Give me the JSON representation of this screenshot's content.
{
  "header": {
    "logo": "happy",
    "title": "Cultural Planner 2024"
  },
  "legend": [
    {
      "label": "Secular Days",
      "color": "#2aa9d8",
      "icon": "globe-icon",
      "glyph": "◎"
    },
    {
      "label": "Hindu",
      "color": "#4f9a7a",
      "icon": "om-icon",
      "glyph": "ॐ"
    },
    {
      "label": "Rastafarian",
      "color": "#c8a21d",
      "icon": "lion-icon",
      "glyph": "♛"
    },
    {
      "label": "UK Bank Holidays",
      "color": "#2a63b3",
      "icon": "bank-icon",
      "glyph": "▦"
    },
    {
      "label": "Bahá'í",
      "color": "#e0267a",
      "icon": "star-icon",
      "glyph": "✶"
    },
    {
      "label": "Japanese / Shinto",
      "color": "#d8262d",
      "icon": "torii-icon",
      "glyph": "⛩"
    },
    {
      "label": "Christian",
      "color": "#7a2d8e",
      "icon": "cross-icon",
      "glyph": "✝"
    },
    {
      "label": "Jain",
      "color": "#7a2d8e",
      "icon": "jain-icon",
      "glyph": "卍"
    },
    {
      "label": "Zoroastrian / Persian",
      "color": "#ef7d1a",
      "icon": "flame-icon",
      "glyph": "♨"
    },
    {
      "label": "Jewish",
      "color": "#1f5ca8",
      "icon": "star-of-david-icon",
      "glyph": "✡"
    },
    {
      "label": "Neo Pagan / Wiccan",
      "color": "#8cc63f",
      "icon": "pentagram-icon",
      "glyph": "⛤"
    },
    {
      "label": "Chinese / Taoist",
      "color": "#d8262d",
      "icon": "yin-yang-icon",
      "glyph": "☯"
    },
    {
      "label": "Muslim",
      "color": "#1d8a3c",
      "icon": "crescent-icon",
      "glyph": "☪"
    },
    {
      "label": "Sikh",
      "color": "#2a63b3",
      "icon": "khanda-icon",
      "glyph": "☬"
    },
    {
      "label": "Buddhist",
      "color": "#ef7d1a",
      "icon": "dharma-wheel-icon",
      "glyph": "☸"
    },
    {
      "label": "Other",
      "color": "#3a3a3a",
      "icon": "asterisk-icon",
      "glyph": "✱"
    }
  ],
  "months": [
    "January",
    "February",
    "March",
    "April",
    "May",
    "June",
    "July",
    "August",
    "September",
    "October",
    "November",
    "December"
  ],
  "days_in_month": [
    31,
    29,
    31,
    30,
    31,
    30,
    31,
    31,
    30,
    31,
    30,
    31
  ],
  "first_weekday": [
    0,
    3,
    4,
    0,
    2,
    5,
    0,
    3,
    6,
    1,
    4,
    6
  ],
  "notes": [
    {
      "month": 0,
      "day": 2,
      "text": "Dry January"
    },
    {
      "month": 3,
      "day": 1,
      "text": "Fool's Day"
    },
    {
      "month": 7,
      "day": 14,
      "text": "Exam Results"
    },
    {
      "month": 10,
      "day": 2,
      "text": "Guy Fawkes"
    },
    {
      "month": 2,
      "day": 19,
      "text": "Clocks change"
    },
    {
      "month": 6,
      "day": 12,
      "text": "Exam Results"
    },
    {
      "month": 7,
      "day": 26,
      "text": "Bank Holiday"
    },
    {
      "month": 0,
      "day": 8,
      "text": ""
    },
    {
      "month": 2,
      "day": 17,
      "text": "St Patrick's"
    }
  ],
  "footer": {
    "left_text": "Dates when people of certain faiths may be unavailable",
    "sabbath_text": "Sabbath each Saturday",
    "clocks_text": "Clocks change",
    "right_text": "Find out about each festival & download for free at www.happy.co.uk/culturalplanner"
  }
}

**Task goal**: Take the lines above and retype all of them exactly.

**Response to the task**:
Give me the JSON representation of this screenshot's content.
{
  "header": {
    "logo": "happy",
    "title": "Cultural Planner 2024"
  },
  "legend": [
    {
      "label": "Secular Days",
      "color": "#2aa9d8",
      "icon": "globe-icon",
      "glyph": "◎"
    },
    {
      "label": "Hindu",
      "color": "#4f9a7a",
      "icon": "om-icon",
      "glyph": "ॐ"
    },
    {
      "label": "Rastafarian",
      "color": "#c8a21d",
      "icon": "lion-icon",
      "glyph": "♛"
    },
    {
      "label": "UK Bank Holidays",
      "color": "#2a63b3",
      "icon": "bank-icon",
      "glyph": "▦"
    },
    {
      "label": "Bahá'í",
      "color": "#e0267a",
      "icon": "star-icon",
      "glyph": "✶"
    },
    {
      "label": "Japanese / Shinto",
      "color": "#d8262d",
      "icon": "torii-icon",
      "glyph": "⛩"
    },
    {
      "label": "Christian",
      "color": "#7a2d8e",
      "icon": "cross-icon",
      "glyph": "✝"
    },
    {
      "label": "Jain",
      "color": "#7a2d8e",
      "icon": "jain-icon",
      "glyph": "卍"
    },
    {
      "label": "Zoroastrian / Persian",
      "color": "#ef7d1a",
      "icon": "flame-icon",
      "glyph": "♨"
    },
    {
      "label": "Jewish",
      "color": "#1f5ca8",
      "icon": "star-of-david-icon",
      "glyph": "✡"
    },
    {
      "label": "Neo Pagan / Wiccan",
      "color": "#8cc63f",
      "icon": "pentagram-icon",
      "glyph": "⛤"
    },
    {
      "label": "Chinese / Taoist",
      "color": "#d8262d",
      "icon": "yin-yang-icon",
      "glyph": "☯"
    },
    {
      "label": "Muslim",
      "color": "#1d8a3c",
      "icon": "crescent-icon",
      "glyph": "☪"
    },
    {
      "label": "Sikh",
      "color": "#2a63b3",
      "icon": "khanda-icon",
      "glyph": "☬"
    },
    {
      "label": "Buddhist",
      "color": "#ef7d1a",
      "icon": "dharma-wheel-icon",
      "glyph": "☸"
    },
    {
      "label": "Other",
      "color": "#3a3a3a",
      "icon": "asterisk-icon",
      "glyph": "✱"
    }
  ],
  "months": [
    "January",
    "February",
    "March",
    "April",
    "May",
    "June",
    "July",
    "August",
    "September",
    "October",
    "November",
    "December"
  ],
  "days_in_month": [
    31,
    29,
    31,
    30,
    31,
    30,
    31,
    31,
    30,
    31,
    30,
    31
  ],
  "first_weekday": [
    0,
    3,
    4,
    0,
    2,
    5,
    0,
    3,
    6,
    1,
    4,
    6
  ],
  "notes": [
    {
      "month": 0,
      "day": 2,
      "text": "Dry January"
    },
    {
      "month": 3,
      "day": 1,
      "text": "Fool's Day"
    },
    {
      "month": 7,
      "day": 14,
      "text": "Exam Results"
    },
    {
      "month": 10,
      "day": 2,
      "text": "Guy Fawkes"
    },
    {
      "month": 2,
      "day": 19,
      "text": "Clocks change"
    },
    {
      "month": 6,
      "day": 12,
      "text": "Exam Results"
    },
    {
      "month": 7,
      "day": 26,
      "text": "Bank Holiday"
    },
    {
      "month": 0,
      "day": 8,
      "text": ""
    },
    {
      "month": 2,
      "day": 17,
      "text": "St Patrick's"
    }
  ],
  "footer": {
    "left_text": "Dates when people of certain faiths may be unavailable",
    "sabbath_text": "Sabbath each Saturday",
    "clocks_text": "Clocks change",
    "right_text": "Find out about each festival & download for free at www.happy.co.uk/culturalplanner"
  }
}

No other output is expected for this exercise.